- **Stated task**
Each line of the material must be returned exactly.

— start —

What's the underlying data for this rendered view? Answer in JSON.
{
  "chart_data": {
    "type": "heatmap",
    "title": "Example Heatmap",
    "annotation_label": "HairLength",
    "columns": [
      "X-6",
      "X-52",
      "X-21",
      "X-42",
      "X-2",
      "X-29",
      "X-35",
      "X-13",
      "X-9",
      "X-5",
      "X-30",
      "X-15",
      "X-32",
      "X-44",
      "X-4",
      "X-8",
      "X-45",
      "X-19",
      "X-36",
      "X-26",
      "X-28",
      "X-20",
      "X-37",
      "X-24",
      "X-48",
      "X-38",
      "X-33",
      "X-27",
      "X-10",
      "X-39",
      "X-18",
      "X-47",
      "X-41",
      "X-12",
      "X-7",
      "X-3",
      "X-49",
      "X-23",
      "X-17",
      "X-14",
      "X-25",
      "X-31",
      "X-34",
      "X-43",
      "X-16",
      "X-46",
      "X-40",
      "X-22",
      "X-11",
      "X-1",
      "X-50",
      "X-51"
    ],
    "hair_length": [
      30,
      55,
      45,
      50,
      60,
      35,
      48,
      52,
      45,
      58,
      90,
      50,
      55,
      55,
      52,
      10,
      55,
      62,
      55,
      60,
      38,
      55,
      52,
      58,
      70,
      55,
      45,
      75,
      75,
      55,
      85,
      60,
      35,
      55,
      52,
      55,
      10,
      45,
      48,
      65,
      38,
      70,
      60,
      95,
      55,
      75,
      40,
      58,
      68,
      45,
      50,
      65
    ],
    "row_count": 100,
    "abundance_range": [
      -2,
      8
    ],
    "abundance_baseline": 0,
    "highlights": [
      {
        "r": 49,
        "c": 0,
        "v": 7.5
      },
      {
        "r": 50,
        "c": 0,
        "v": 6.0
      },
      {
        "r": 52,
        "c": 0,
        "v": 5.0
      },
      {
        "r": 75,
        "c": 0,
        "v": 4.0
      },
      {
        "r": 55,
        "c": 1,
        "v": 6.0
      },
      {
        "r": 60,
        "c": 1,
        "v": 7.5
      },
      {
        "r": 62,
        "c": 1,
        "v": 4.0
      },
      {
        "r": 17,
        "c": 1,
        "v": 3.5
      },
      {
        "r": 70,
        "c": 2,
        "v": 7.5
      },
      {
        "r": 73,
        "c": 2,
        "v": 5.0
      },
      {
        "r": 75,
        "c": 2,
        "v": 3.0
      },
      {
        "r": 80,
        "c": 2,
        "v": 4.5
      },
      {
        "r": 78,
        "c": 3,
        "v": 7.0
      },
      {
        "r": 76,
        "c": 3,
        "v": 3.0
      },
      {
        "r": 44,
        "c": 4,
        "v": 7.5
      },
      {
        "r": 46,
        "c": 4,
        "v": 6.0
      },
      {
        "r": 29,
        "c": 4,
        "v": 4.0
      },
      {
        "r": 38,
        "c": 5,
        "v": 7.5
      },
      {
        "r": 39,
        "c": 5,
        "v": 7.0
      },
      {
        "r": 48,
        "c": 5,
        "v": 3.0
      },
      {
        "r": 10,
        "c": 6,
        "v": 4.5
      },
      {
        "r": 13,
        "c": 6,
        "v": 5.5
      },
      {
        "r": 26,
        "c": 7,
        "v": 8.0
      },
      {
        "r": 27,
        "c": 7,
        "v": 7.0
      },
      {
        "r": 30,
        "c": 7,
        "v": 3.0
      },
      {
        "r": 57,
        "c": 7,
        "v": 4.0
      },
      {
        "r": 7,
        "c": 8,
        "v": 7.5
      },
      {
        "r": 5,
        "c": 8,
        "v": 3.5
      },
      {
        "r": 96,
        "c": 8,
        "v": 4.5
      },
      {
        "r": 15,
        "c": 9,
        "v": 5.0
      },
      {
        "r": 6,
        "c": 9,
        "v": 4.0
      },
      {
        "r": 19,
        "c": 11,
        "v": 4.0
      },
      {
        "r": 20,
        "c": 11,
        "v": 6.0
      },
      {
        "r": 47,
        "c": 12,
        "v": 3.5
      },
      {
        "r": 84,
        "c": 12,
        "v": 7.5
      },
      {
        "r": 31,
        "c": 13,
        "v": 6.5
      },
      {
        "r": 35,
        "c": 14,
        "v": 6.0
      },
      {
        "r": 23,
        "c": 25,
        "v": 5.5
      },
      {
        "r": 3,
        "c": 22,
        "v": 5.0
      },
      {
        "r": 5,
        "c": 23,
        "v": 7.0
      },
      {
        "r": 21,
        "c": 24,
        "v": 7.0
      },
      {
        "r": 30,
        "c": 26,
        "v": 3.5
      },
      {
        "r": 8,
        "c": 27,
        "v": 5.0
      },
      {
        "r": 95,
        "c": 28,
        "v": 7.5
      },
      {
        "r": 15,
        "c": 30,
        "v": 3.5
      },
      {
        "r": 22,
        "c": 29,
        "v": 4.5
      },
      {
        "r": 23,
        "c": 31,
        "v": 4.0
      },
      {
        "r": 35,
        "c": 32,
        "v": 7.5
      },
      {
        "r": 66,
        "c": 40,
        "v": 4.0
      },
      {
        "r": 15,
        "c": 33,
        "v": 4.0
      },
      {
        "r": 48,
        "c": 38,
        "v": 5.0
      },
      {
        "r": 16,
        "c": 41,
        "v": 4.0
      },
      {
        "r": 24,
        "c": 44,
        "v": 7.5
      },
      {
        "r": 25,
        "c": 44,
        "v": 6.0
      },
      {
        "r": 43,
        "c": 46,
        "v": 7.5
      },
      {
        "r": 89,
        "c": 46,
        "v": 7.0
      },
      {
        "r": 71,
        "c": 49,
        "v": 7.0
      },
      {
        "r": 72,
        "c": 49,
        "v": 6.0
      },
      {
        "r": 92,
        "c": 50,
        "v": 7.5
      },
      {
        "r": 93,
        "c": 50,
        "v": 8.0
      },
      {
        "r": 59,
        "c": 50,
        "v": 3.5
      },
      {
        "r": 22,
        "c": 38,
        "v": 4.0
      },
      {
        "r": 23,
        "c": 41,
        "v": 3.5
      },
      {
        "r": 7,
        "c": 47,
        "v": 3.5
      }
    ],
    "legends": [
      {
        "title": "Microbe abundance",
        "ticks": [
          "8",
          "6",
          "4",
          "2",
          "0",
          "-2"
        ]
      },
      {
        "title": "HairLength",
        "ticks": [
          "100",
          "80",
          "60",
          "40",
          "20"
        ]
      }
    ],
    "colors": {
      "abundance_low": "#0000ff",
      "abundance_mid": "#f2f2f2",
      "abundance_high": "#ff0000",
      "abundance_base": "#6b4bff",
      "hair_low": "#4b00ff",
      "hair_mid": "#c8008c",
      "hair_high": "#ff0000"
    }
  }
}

— end —

- **Task answer**
What's the underlying data for this rendered view? Answer in JSON.
{
  "chart_data": {
    "type": "heatmap",
    "title": "Example Heatmap",
    "annotation_label": "HairLength",
    "columns": [
      "X-6",
      "X-52",
      "X-21",
      "X-42",
      "X-2",
      "X-29",
      "X-35",
      "X-13",
      "X-9",
      "X-5",
      "X-30",
      "X-15",
      "X-32",
      "X-44",
      "X-4",
      "X-8",
      "X-45",
      "X-19",
      "X-36",
      "X-26",
      "X-28",
      "X-20",
      "X-37",
      "X-24",
      "X-48",
      "X-38",
      "X-33",
      "X-27",
      "X-10",
      "X-39",
      "X-18",
      "X-47",
      "X-41",
      "X-12",
      "X-7",
      "X-3",
      "X-49",
      "X-23",
      "X-17",
      "X-14",
      "X-25",
      "X-31",
      "X-34",
      "X-43",
      "X-16",
      "X-46",
      "X-40",
      "X-22",
      "X-11",
      "X-1",
      "X-50",
      "X-51"
    ],
    "hair_length": [
      30,
      55,
      45,
      50,
      60,
      35,
      48,
      52,
      45,
      58,
      90,
      50,
      55,
      55,
      52,
      10,
      55,
      62,
      55,
      60,
      38,
      55,
      52,
      58,
      70,
      55,
      45,
      75,
      75,
      55,
      85,
      60,
      35,
      55,
      52,
      55,
      10,
      45,
      48,
      65,
      38,
      70,
      60,
      95,
      55,
      75,
      40,
      58,
      68,
      45,
      50,
      65
    ],
    "row_count": 100,
    "abundance_range": [
      -2,
      8
    ],
    "abundance_baseline": 0,
    "highlights": [
      {
        "r": 49,
        "c": 0,
        "v": 7.5
      },
      {
        "r": 50,
        "c": 0,
        "v": 6.0
      },
      {
        "r": 52,
        "c": 0,
        "v": 5.0
      },
      {
        "r": 75,
        "c": 0,
        "v": 4.0
      },
      {
        "r": 55,
        "c": 1,
        "v": 6.0
      },
      {
        "r": 60,
        "c": 1,
        "v": 7.5
      },
      {
        "r": 62,
        "c": 1,
        "v": 4.0
      },
      {
        "r": 17,
        "c": 1,
        "v": 3.5
      },
      {
        "r": 70,
        "c": 2,
        "v": 7.5
      },
      {
        "r": 73,
        "c": 2,
        "v": 5.0
      },
      {
        "r": 75,
        "c": 2,
        "v": 3.0
      },
      {
        "r": 80,
        "c": 2,
        "v": 4.5
      },
      {
        "r": 78,
        "c": 3,
        "v": 7.0
      },
      {
        "r": 76,
        "c": 3,
        "v": 3.0
      },
      {
        "r": 44,
        "c": 4,
        "v": 7.5
      },
      {
        "r": 46,
        "c": 4,
        "v": 6.0
      },
      {
        "r": 29,
        "c": 4,
        "v": 4.0
      },
      {
        "r": 38,
        "c": 5,
        "v": 7.5
      },
      {
        "r": 39,
        "c": 5,
        "v": 7.0
      },
      {
        "r": 48,
        "c": 5,
        "v": 3.0
      },
      {
        "r": 10,
        "c": 6,
        "v": 4.5
      },
      {
        "r": 13,
        "c": 6,
        "v": 5.5
      },
      {
        "r": 26,
        "c": 7,
        "v": 8.0
      },
      {
        "r": 27,
        "c": 7,
        "v": 7.0
      },
      {
        "r": 30,
        "c": 7,
        "v": 3.0
      },
      {
        "r": 57,
        "c": 7,
        "v": 4.0
      },
      {
        "r": 7,
        "c": 8,
        "v": 7.5
      },
      {
        "r": 5,
        "c": 8,
        "v": 3.5
      },
      {
        "r": 96,
        "c": 8,
        "v": 4.5
      },
      {
        "r": 15,
        "c": 9,
        "v": 5.0
      },
      {
        "r": 6,
        "c": 9,
        "v": 4.0
      },
      {
        "r": 19,
        "c": 11,
        "v": 4.0
      },
      {
        "r": 20,
        "c": 11,
        "v": 6.0
      },
      {
        "r": 47,
        "c": 12,
        "v": 3.5
      },
      {
        "r": 84,
        "c": 12,
        "v": 7.5
      },
      {
        "r": 31,
        "c": 13,
        "v": 6.5
      },
      {
        "r": 35,
        "c": 14,
        "v": 6.0
      },
      {
        "r": 23,
        "c": 25,
        "v": 5.5
      },
      {
        "r": 3,
        "c": 22,
        "v": 5.0
      },
      {
        "r": 5,
        "c": 23,
        "v": 7.0
      },
      {
        "r": 21,
        "c": 24,
        "v": 7.0
      },
      {
        "r": 30,
        "c": 26,
        "v": 3.5
      },
      {
        "r": 8,
        "c": 27,
        "v": 5.0
      },
      {
        "r": 95,
        "c": 28,
        "v": 7.5
      },
      {
        "r": 15,
        "c": 30,
        "v": 3.5
      },
      {
        "r": 22,
        "c": 29,
        "v": 4.5
      },
      {
        "r": 23,
        "c": 31,
        "v": 4.0
      },
      {
        "r": 35,
        "c": 32,
        "v": 7.5
      },
      {
        "r": 66,
        "c": 40,
        "v": 4.0
      },
      {
        "r": 15,
        "c": 33,
        "v": 4.0
      },
      {
        "r": 48,
        "c": 38,
        "v": 5.0
      },
      {
        "r": 16,
        "c": 41,
        "v": 4.0
      },
      {
        "r": 24,
        "c": 44,
        "v": 7.5
      },
      {
        "r": 25,
        "c": 44,
        "v": 6.0
      },
      {
        "r": 43,
        "c": 46,
        "v": 7.5
      },
      {
        "r": 89,
        "c": 46,
        "v": 7.0
      },
      {
        "r": 71,
        "c": 49,
        "v": 7.0
      },
      {
        "r": 72,
        "c": 49,
        "v": 6.0
      },
      {
        "r": 92,
        "c": 50,
        "v": 7.5
      },
      {
        "r": 93,
        "c": 50,
        "v": 8.0
      },
      {
        "r": 59,
        "c": 50,
        "v": 3.5
      },
      {
        "r": 22,
        "c": 38,
        "v": 4.0
      },
      {
        "r": 23,
        "c": 41,
        "v": 3.5
      },
      {
        "r": 7,
        "c": 47,
        "v": 3.5
      }
    ],
    "legends": [
      {
        "title": "Microbe abundance",
        "ticks": [
          "8",
          "6",
          "4",
          "2",
          "0",
          "-2"
        ]
      },
      {
        "title": "HairLength",
        "ticks": [
          "100",
          "80",
          "60",
          "40",
          "20"
        ]
      }
    ],
    "colors": {
      "abundance_low": "#0000ff",
      "abundance_mid": "#f2f2f2",
      "abundance_high": "#ff0000",
      "abundance_base": "#6b4bff",
      "hair_low": "#4b00ff",
      "hair_mid": "#c8008c",
      "hair_high": "#ff0000"
    }
  }
}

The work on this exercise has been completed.